**Document excerpt**
If you sugarcoat anything to spare his feelings, it won’t work–he’ll see it as false hope and either think you’re interested or accuse you of leading him on. You may have to say something brutally honest, like, “Hey, can you get off my nuts? I don’t like you. I don’t even have nuts, but I don’t like you. Please leave me alone.”

Ignore him.
Listen, I know it sucks when a guy ghosts on you with no warning. It hurts. But if you’ve made it crystal clear to this dude that you’re not into him and he still won’t leave you alone, you need to not respond to him ever. He’ll consider any attention to be a sign to keep it up, even if all you say back is, say, “Hey, can you get off my nuts? I don’t like you. I don’t even have nuts, but I don’t like you. Please leave me alone.”

Get a decoy boy.
Have a guy friend who’d be willing to act as a surrogate boyfriend to keep creeps away? Employ him whenever you think Captain Persistent will be around in person–he’s much less likely to try anything weird if he’s getting menacing stares from another dude.

**Dataset rows**
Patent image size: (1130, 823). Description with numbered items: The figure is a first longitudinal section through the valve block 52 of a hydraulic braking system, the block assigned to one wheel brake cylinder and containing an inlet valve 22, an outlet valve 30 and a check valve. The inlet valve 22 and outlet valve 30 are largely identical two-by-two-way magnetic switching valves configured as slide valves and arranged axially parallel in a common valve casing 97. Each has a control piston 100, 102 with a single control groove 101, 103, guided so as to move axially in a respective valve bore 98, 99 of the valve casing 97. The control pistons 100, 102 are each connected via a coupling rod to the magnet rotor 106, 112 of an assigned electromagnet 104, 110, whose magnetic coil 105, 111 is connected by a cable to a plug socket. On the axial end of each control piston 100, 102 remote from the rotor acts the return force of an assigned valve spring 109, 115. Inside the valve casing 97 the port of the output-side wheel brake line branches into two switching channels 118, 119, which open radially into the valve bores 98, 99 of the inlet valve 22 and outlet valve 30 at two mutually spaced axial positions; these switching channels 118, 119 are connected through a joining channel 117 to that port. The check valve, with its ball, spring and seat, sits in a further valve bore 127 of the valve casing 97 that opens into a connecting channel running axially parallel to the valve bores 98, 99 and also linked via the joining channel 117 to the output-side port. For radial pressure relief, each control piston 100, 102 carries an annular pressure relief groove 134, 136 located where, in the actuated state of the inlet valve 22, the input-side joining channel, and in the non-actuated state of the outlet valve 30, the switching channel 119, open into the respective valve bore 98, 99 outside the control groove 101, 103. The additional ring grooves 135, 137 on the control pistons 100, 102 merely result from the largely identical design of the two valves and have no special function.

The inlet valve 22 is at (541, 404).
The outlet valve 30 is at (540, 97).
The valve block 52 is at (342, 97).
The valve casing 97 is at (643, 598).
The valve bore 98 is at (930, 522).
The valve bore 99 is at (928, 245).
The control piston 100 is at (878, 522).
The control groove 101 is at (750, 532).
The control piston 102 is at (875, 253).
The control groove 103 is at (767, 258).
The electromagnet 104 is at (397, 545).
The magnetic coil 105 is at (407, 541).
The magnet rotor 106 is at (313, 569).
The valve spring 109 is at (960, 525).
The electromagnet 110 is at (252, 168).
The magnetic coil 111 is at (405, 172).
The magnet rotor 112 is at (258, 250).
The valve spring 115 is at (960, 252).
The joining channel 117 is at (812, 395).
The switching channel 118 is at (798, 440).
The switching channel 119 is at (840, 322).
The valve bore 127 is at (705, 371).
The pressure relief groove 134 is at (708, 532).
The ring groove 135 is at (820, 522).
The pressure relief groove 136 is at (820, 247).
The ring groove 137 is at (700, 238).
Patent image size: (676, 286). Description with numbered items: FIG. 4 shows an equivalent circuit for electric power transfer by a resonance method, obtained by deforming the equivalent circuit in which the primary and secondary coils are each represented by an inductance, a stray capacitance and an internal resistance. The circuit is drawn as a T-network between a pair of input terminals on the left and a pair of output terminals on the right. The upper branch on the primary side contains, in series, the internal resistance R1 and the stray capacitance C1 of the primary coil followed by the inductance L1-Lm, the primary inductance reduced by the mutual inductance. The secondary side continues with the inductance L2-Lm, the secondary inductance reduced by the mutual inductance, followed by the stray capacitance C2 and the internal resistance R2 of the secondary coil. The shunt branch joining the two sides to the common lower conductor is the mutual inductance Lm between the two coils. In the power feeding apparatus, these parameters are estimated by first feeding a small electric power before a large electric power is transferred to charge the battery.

**Exercise tasks**
**a.** Reproduce the part of the advice text starting with "Ignore him." and going on through "a decoy boy.".
**b.** According to the advice text, how will he read any attention you give him?
**c.** Based on the advice text, answer yes or no to each statement, and quote the words that decide it: (i) Sugarcoating your message to spare his feelings is recommended. (ii) A guy friend can act as a surrogate boyfriend to keep creeps away. (iii) Being ghosted by a guy hurts.

**Solutions to the problems**
**a.**
Ignore him.
Listen, I know it sucks when a guy ghosts on you with no warning. It hurts. But if you’ve made it crystal clear to this dude that you’re not into him and he still won’t leave you alone, you need to not respond to him ever. He’ll consider any attention to be a sign to keep it up, even if all you say back is, say, “Hey, can you get off my nuts? I don’t like you. I don’t even have nuts, but I don’t like you. Please leave me alone.”

Get a decoy boy.

**b.** He'll take it as a sign to keep it up.

**c.**
(i) No: "If you sugarcoat anything to spare his feelings, it won’t work"
(ii) Yes: "Have a guy friend who’d be willing to act as a surrogate boyfriend to keep creeps away?"
(iii) Yes: "It hurts."